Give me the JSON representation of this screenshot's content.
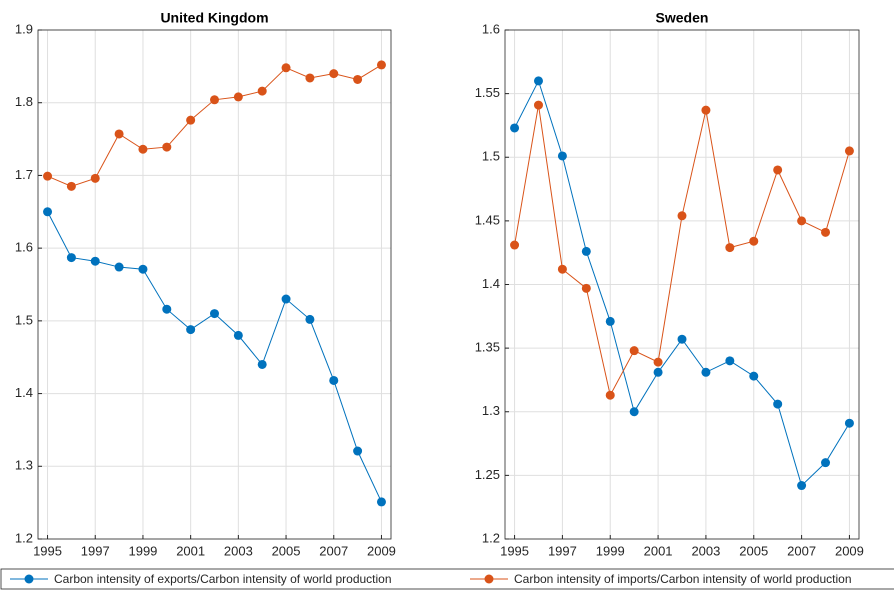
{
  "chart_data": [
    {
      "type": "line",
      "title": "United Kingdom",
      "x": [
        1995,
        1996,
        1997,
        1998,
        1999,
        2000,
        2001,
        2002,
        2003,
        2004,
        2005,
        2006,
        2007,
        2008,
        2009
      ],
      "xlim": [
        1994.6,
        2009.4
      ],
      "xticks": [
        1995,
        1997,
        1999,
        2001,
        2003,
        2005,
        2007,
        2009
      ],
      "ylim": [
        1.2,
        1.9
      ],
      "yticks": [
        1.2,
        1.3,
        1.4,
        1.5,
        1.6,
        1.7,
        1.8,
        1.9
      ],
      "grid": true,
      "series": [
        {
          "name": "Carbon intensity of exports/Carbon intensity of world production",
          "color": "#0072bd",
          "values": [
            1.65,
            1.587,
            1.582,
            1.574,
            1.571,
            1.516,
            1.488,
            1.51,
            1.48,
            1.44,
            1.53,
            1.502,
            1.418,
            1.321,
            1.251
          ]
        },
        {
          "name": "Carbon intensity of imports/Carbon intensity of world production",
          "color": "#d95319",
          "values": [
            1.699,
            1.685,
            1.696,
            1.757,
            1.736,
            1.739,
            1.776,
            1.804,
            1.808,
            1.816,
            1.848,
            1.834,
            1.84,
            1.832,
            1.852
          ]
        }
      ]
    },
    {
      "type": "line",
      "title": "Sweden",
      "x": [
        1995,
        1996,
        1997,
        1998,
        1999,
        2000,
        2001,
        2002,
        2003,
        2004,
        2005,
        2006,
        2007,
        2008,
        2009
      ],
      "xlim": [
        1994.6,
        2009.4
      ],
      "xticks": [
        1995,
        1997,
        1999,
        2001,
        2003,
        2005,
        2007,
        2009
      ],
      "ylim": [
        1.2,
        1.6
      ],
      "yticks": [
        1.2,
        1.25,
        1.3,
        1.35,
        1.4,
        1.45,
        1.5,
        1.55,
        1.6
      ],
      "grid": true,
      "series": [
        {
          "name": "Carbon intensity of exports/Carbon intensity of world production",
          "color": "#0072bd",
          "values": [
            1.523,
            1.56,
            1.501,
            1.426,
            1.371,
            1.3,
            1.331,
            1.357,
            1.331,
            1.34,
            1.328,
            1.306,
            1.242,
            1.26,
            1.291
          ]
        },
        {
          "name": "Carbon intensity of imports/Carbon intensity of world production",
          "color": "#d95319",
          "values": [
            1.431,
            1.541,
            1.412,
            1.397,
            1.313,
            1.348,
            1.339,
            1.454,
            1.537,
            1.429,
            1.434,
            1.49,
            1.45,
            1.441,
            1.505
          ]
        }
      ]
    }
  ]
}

══════

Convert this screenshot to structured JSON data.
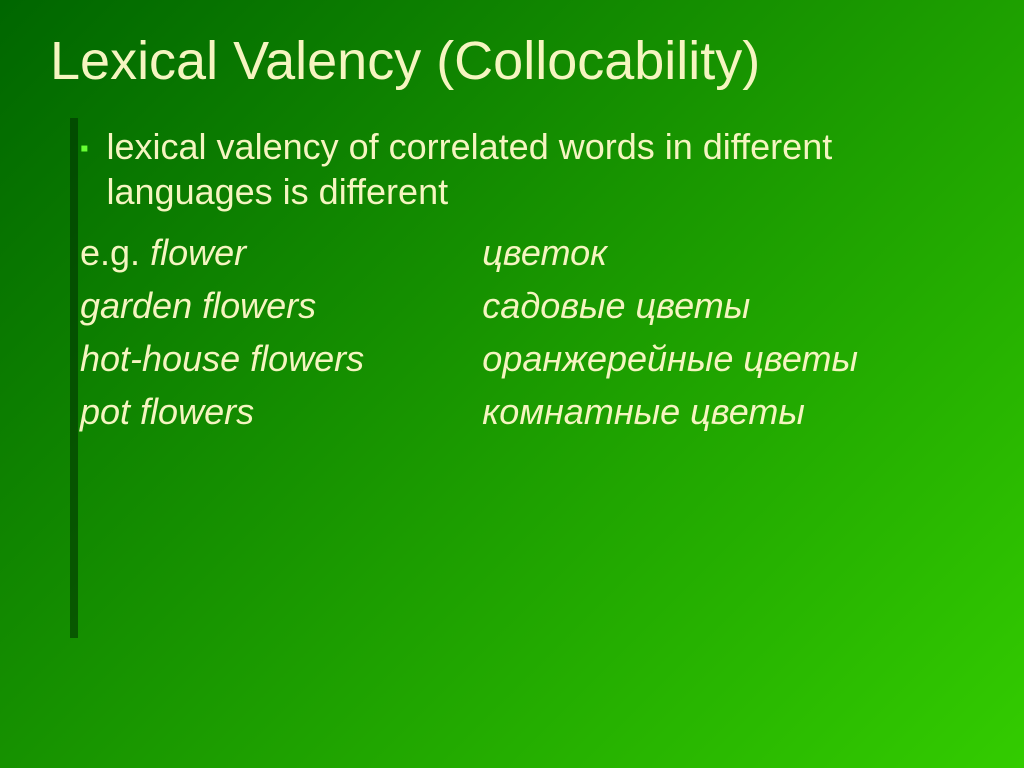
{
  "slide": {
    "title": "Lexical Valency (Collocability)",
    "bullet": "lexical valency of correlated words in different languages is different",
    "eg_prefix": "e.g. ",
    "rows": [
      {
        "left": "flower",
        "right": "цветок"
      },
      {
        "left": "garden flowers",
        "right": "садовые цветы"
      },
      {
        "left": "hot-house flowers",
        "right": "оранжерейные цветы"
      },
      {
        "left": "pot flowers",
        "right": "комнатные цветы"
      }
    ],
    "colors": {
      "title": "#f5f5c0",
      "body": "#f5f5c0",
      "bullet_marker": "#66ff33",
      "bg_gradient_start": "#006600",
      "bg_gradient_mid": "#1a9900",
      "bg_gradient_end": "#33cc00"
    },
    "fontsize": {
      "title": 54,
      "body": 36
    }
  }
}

══════

*What you are asked to do:* In the entries above, find every line holding the word "цветы" and copy it out.

*Expected answer:*
        "right": "садовые цветы"
        "right": "оранжерейные цветы"
        "right": "комнатные цветы"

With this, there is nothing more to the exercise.